* _DOCUMENT EXCERPT_
►

I just feel that often individual or group bias simply gets in the way of the actual merits of the actual product at hand. Just because the world of game reviewers and core gamer opinions on various opinions finds the qualities of software such as Wii Sports or Mario Kart lacking, does that mean that these software titles are lacking in comparison to say God of War 3 which is selling a mere fraction comparitively for example?

Game sales show how many people are willing and able to purchase any gaming product and it does not take into account subjective factors like graphics or presentation and it doesn't gloss over accessability or genre limitations in passing a review of the software in question. Reviews tend to limit themselves to the value of their own userbase. They don't speak for the entire market, just the people who share similar opinions and abilities in relation to gaming.

Since games are first and foremost entertainment products then their value ought to be in relation to the entertainment value they produce. So whilst outside factors like advertising may assist a game to sell many more units it doesn't cause games to become outstanding success stories on its own. Games can sell remarkably well based off name recognition alone however previous good work and brand recognition are simply based off previous good work made by the publisher and developer because some assurance of a likeable product with familiar attributes is a positive quality of any game which possesses it.

I believe that if one title sells 10M units and one title sells 1M units the former obviously is a higher quality title in an absolute sense over the latter. This doesn't discount the subjective factors which may change individual preferrences, however as a consequence it probably does make Nintendo the highest quality developer of game software in the console game industry in an absolute sense, individual feeling may differ however.
 
No (in answer to the title without reading the rest of anything else :p). SOTC barely made it into the top ten of the UK charts at luanch IIRC, whereas the utterly panned "Little Britain" game hit number one and sold a million or somesuch.

Hype and marketing has too much influence, same as any other commercial arts.
 
No (in answer to the title without reading the rest of anything else :p). SOTC barely made it into the top ten of the UK charts at luanch IIRC, whereas the utterly panned "Little Britain" game hit number one and sold a million or somesuch.

Hype and marketing has too much influence, same as any other commercial arts.

But SOTC was also a very flawed game in many respects given the fact that it was difficult to play, had terrible frame-rates and the object of the game wouldn't appeal to very many people in the first place. I guess people would rather act out Little Britain fantasies than kill big ugly giants.

In respect to hype and marketing there are also some very good examples of games which sold exceptionally well over a long period of time whereby hype and marketing couldn't account for more than a fraction of the overall sales of a title. Consider Mario Kart or New Super Mario Brothers. Both titles sold over considerable periods of time and yet if you took their reviews as an aggregate they scored worse than titles they outsold by considerable margins.

Im not saying that sales = quality. Im just saying that sales could be a better indication of quality than reviews and personal subjective opinions.
 
The answer is still no. You don't know the quality unless you play it. Surely, if a game is loved by its audience, its likely to get a great word of month (Demon's Souls or Borderlands last year), but even then, the game might not be to successful due to not having mainstream appeal or accessability.With your logic, Harry Potter is the greatest book since Bible since it's sold the most. Or that football isbetter than basketball etc.
 
But SOTC was also a very flawed game in many respects given the fact that it was difficult to play...
Hang on, that's different to 'quality'. SOTC was a quality product, no doubt. It may not have had appealing gameplay, but if sales indicate quality, SOTC should have sold more.

◄

* _TASKS AND EXERCISES_
- A) Can you condense the paragraph of the game sales discussion that begins "Game sales show how many people" into two or three shorter sentences that keep its main points?
- B) Could you reproduce word for word the part of the game sales discussion starting with "The answer is" and going on through "than basketball etc."?

* _DATA SECTION_
►

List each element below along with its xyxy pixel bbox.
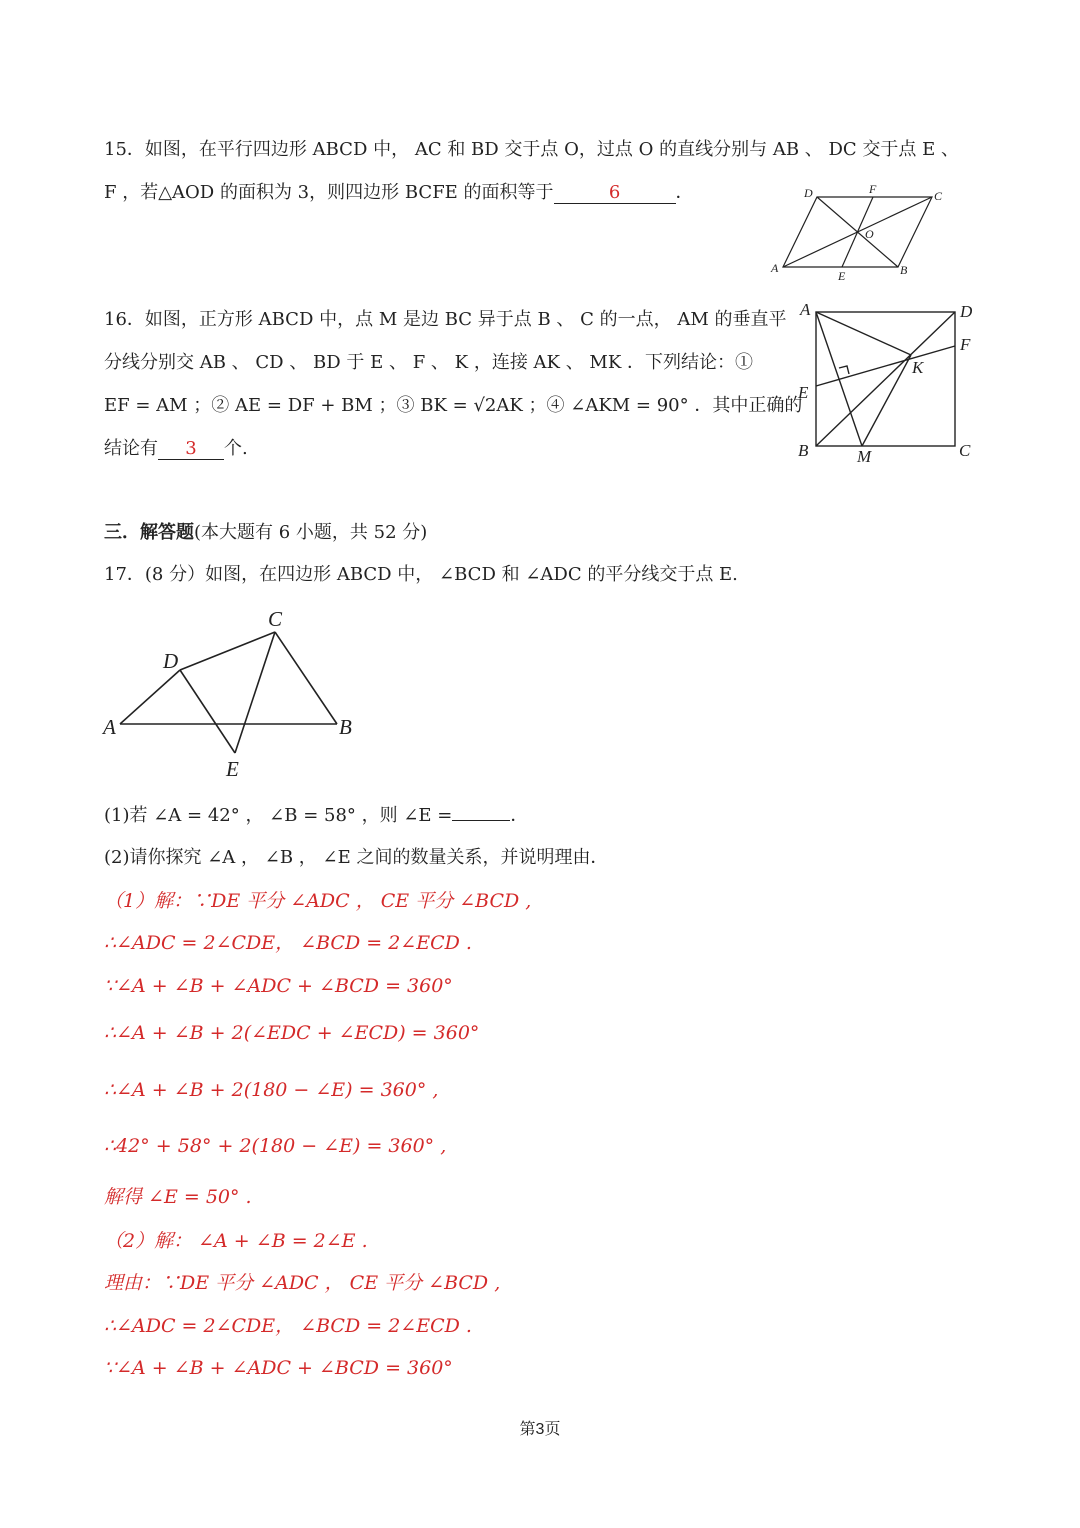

◄

* _COMPLETE ANSWERS_
- A) Game sales measure how many people are willing and able to buy a game, without weighing subjective factors like graphics or presentation and without glossing over accessibility or genre limits, as reviews do. Reviews reflect the values of their own userbase. They speak only for people with similar opinions and abilities, not for the whole market.

- B)
The answer is still no. You don't know the quality unless you play it. Surely, if a game is loved by its audience, its likely to get a great word of month (Demon's Souls or Borderlands last year), but even then, the game might not be to successful due to not having mainstream appeal or accessability.With your logic, Harry Potter is the greatest book since Bible since it's sold the most. Or that football isbetter than basketball etc.